--- BEGIN ---

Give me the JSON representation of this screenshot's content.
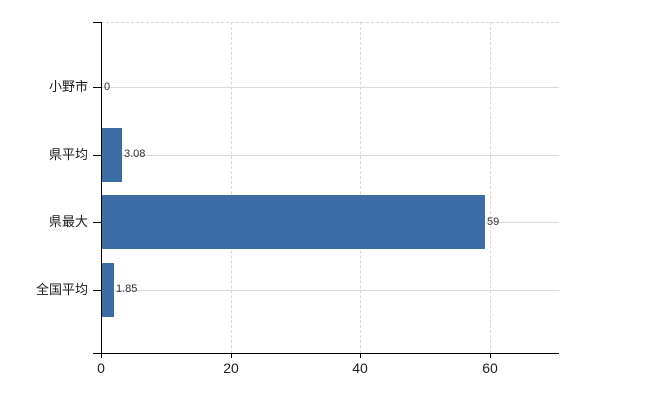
{
  "chart_data": {
    "type": "bar",
    "orientation": "horizontal",
    "categories": [
      "小野市",
      "県平均",
      "県最大",
      "全国平均"
    ],
    "values": [
      0,
      3.08,
      59,
      1.85
    ],
    "value_labels": [
      "0",
      "3.08",
      "59",
      "1.85"
    ],
    "x_ticks": [
      0,
      20,
      40,
      60
    ],
    "x_tick_labels": [
      "0",
      "20",
      "40",
      "60"
    ],
    "xlim": [
      0,
      70.6
    ],
    "ylabel": "",
    "xlabel": "",
    "title": "",
    "legend_position": "none",
    "grid": {
      "horizontal_lines": "solid, one per category",
      "vertical_lines": "dashed at each x tick except 0",
      "top_border": "dashed"
    },
    "colors": {
      "bar": "#3d6da6",
      "grid_solid": "#d9d9d9",
      "grid_dashed": "#d6d6d6",
      "axis": "#000000",
      "category_text": "#1a1a1a",
      "value_text": "#333333",
      "tick_text": "#1f1f1f"
    }
  }
}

--- END ---

> **Work to do**:
Without including any pictures, output all the entries above exactly.

> **Exercise response**:
Give me the JSON representation of this screenshot's content.
{
  "chart_data": {
    "type": "bar",
    "orientation": "horizontal",
    "categories": [
      "小野市",
      "県平均",
      "県最大",
      "全国平均"
    ],
    "values": [
      0,
      3.08,
      59,
      1.85
    ],
    "value_labels": [
      "0",
      "3.08",
      "59",
      "1.85"
    ],
    "x_ticks": [
      0,
      20,
      40,
      60
    ],
    "x_tick_labels": [
      "0",
      "20",
      "40",
      "60"
    ],
    "xlim": [
      0,
      70.6
    ],
    "ylabel": "",
    "xlabel": "",
    "title": "",
    "legend_position": "none",
    "grid": {
      "horizontal_lines": "solid, one per category",
      "vertical_lines": "dashed at each x tick except 0",
      "top_border": "dashed"
    },
    "colors": {
      "bar": "#3d6da6",
      "grid_solid": "#d9d9d9",
      "grid_dashed": "#d6d6d6",
      "axis": "#000000",
      "category_text": "#1a1a1a",
      "value_text": "#333333",
      "tick_text": "#1f1f1f"
    }
  }
}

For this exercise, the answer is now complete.